» **Work to complete**: List every line below containing "покупателей".

» **Data shown**:
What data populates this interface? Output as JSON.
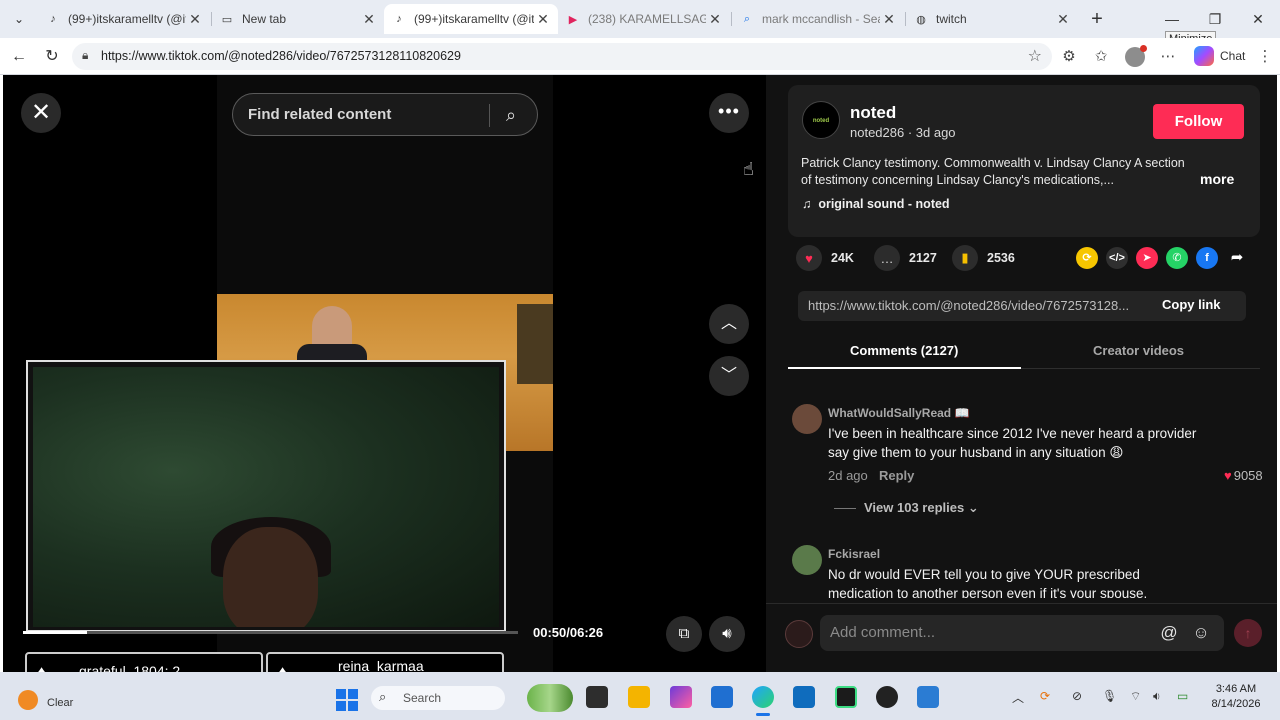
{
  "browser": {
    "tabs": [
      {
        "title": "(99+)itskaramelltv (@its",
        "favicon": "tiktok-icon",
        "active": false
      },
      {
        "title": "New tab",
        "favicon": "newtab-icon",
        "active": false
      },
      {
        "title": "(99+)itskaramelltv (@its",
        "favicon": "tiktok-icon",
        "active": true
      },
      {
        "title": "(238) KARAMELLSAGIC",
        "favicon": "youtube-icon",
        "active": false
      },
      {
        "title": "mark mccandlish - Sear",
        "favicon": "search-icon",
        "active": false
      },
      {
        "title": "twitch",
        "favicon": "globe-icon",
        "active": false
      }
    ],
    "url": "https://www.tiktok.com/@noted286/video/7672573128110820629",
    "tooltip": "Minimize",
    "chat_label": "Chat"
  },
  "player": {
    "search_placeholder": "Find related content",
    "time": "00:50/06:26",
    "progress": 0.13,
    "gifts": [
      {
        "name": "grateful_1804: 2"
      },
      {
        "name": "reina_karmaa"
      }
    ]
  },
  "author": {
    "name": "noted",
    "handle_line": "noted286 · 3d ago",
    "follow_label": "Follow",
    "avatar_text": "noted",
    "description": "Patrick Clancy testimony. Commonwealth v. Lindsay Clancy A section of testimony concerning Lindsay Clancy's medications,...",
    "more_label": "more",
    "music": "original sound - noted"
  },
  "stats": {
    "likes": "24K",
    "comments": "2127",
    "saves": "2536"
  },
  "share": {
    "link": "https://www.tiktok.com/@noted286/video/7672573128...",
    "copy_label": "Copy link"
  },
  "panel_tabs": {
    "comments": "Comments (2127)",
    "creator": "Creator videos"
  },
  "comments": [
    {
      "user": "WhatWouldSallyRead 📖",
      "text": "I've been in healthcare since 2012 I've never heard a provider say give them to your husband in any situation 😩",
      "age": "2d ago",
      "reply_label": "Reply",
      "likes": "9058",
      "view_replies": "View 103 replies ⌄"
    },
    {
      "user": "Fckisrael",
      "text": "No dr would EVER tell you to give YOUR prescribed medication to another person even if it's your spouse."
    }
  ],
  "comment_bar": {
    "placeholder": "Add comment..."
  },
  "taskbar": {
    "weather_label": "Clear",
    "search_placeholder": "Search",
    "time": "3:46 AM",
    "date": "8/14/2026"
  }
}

* * *

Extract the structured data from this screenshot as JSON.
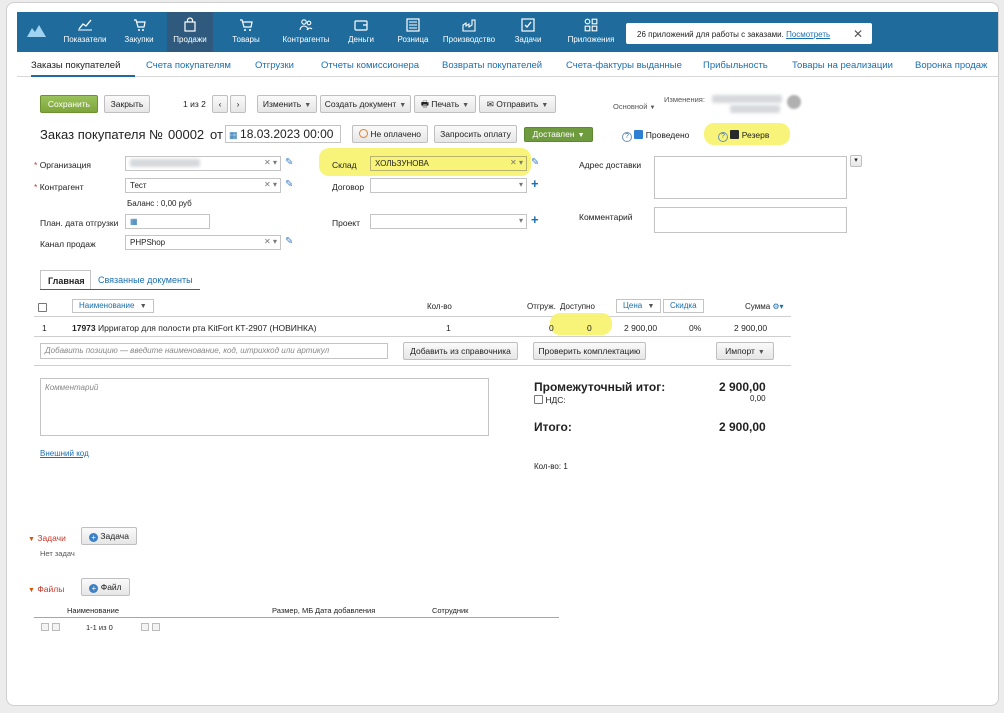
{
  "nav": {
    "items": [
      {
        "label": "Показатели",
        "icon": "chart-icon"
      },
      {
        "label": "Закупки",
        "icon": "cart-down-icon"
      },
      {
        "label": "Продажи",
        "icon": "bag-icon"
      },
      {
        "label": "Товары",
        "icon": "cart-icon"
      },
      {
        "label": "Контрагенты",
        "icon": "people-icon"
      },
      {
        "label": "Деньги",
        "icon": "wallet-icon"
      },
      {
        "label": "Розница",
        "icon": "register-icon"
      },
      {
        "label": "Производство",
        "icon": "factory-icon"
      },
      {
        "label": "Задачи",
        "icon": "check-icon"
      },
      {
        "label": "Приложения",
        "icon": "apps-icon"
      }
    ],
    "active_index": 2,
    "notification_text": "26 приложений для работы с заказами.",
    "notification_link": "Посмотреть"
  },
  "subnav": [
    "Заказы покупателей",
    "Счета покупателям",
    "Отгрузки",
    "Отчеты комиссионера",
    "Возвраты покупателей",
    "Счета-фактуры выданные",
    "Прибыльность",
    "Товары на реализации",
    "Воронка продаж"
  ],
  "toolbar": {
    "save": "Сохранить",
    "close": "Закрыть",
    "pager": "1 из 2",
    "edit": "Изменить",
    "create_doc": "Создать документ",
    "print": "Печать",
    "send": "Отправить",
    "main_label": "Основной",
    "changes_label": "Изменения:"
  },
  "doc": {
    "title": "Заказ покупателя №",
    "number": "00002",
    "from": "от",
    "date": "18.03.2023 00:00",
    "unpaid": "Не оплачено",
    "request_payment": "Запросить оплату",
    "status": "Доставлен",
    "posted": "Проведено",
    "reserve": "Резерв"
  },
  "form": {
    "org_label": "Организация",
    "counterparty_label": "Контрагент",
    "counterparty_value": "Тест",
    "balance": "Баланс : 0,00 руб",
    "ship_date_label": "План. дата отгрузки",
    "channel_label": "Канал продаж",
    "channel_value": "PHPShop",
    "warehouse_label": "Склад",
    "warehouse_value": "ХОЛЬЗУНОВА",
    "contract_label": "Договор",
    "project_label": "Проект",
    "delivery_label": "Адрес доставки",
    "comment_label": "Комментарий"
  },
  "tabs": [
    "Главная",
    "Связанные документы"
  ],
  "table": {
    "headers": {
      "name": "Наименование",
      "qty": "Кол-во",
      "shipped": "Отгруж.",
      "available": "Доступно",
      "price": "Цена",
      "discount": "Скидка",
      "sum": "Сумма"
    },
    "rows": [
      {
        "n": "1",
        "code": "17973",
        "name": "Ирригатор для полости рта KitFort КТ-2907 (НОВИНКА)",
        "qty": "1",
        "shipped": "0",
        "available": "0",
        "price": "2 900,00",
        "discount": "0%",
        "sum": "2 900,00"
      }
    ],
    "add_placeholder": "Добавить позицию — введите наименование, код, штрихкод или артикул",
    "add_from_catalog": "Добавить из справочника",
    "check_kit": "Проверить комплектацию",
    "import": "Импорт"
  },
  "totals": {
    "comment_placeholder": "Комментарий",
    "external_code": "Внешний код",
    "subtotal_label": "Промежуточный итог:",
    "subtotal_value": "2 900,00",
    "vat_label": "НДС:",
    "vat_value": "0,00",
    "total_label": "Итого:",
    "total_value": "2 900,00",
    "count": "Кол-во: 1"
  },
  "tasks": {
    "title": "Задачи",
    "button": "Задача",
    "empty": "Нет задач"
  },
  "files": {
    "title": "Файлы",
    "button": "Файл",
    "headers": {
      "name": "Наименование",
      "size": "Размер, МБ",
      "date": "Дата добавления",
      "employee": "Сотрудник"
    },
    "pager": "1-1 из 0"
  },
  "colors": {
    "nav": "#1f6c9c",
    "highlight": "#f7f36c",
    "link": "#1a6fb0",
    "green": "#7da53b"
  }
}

» **Solution**:
    "Заказы покупателей",
    "Возвраты покупателей",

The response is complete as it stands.